**Raw data:**
___
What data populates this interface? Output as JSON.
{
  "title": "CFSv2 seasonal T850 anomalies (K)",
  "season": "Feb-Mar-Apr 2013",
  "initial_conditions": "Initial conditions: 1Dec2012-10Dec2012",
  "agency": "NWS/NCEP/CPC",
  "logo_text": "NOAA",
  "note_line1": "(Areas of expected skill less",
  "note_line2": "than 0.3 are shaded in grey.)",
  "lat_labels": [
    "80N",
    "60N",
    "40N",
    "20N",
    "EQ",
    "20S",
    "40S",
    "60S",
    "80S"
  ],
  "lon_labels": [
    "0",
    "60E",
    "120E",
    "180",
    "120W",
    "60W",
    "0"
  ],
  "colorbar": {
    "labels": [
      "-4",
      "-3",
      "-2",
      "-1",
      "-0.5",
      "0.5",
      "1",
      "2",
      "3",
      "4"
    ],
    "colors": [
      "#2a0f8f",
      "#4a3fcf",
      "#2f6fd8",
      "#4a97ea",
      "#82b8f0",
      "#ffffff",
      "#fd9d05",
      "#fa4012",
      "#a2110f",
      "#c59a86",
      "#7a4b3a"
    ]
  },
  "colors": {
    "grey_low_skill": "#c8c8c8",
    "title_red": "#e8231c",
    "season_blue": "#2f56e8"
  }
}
___
**What is required:** Please set down each line of the records exactly as given.

**Answer to this problem:**
What data populates this interface? Output as JSON.
{
  "title": "CFSv2 seasonal T850 anomalies (K)",
  "season": "Feb-Mar-Apr 2013",
  "initial_conditions": "Initial conditions: 1Dec2012-10Dec2012",
  "agency": "NWS/NCEP/CPC",
  "logo_text": "NOAA",
  "note_line1": "(Areas of expected skill less",
  "note_line2": "than 0.3 are shaded in grey.)",
  "lat_labels": [
    "80N",
    "60N",
    "40N",
    "20N",
    "EQ",
    "20S",
    "40S",
    "60S",
    "80S"
  ],
  "lon_labels": [
    "0",
    "60E",
    "120E",
    "180",
    "120W",
    "60W",
    "0"
  ],
  "colorbar": {
    "labels": [
      "-4",
      "-3",
      "-2",
      "-1",
      "-0.5",
      "0.5",
      "1",
      "2",
      "3",
      "4"
    ],
    "colors": [
      "#2a0f8f",
      "#4a3fcf",
      "#2f6fd8",
      "#4a97ea",
      "#82b8f0",
      "#ffffff",
      "#fd9d05",
      "#fa4012",
      "#a2110f",
      "#c59a86",
      "#7a4b3a"
    ]
  },
  "colors": {
    "grey_low_skill": "#c8c8c8",
    "title_red": "#e8231c",
    "season_blue": "#2f56e8"
  }
}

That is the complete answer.